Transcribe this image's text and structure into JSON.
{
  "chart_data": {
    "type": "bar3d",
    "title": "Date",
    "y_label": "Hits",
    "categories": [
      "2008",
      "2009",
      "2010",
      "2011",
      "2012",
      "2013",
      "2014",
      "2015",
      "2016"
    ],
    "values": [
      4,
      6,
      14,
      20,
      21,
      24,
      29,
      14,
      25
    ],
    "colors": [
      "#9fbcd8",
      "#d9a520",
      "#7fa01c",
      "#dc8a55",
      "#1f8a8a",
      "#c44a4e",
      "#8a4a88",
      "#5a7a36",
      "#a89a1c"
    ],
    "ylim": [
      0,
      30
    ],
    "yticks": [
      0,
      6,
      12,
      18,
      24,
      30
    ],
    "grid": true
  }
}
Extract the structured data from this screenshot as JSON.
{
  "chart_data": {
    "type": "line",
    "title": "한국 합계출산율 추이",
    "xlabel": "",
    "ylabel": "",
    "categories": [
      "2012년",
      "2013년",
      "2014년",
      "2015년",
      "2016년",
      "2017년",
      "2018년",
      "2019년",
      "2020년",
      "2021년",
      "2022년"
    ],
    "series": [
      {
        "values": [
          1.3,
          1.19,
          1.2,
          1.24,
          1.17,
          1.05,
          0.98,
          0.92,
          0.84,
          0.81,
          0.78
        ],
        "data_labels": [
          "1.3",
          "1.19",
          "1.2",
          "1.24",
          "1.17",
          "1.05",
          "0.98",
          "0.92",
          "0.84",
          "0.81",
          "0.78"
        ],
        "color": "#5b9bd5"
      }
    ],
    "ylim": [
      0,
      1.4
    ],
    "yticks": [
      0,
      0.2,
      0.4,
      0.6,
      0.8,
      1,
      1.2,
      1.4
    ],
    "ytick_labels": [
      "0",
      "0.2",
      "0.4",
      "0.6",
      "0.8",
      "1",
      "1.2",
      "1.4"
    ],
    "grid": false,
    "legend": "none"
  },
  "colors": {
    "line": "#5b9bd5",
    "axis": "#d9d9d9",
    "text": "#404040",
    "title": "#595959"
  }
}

Instruction
Write down all the entries again without a single difference.

Exercise result
Transcribe this image's text and structure into JSON.
{
  "chart_data": {
    "type": "bar3d",
    "title": "Date",
    "y_label": "Hits",
    "categories": [
      "2008",
      "2009",
      "2010",
      "2011",
      "2012",
      "2013",
      "2014",
      "2015",
      "2016"
    ],
    "values": [
      4,
      6,
      14,
      20,
      21,
      24,
      29,
      14,
      25
    ],
    "colors": [
      "#9fbcd8",
      "#d9a520",
      "#7fa01c",
      "#dc8a55",
      "#1f8a8a",
      "#c44a4e",
      "#8a4a88",
      "#5a7a36",
      "#a89a1c"
    ],
    "ylim": [
      0,
      30
    ],
    "yticks": [
      0,
      6,
      12,
      18,
      24,
      30
    ],
    "grid": true
  }
}
Extract the structured data from this screenshot as JSON.
{
  "chart_data": {
    "type": "line",
    "title": "한국 합계출산율 추이",
    "xlabel": "",
    "ylabel": "",
    "categories": [
      "2012년",
      "2013년",
      "2014년",
      "2015년",
      "2016년",
      "2017년",
      "2018년",
      "2019년",
      "2020년",
      "2021년",
      "2022년"
    ],
    "series": [
      {
        "values": [
          1.3,
          1.19,
          1.2,
          1.24,
          1.17,
          1.05,
          0.98,
          0.92,
          0.84,
          0.81,
          0.78
        ],
        "data_labels": [
          "1.3",
          "1.19",
          "1.2",
          "1.24",
          "1.17",
          "1.05",
          "0.98",
          "0.92",
          "0.84",
          "0.81",
          "0.78"
        ],
        "color": "#5b9bd5"
      }
    ],
    "ylim": [
      0,
      1.4
    ],
    "yticks": [
      0,
      0.2,
      0.4,
      0.6,
      0.8,
      1,
      1.2,
      1.4
    ],
    "ytick_labels": [
      "0",
      "0.2",
      "0.4",
      "0.6",
      "0.8",
      "1",
      "1.2",
      "1.4"
    ],
    "grid": false,
    "legend": "none"
  },
  "colors": {
    "line": "#5b9bd5",
    "axis": "#d9d9d9",
    "text": "#404040",
    "title": "#595959"
  }
}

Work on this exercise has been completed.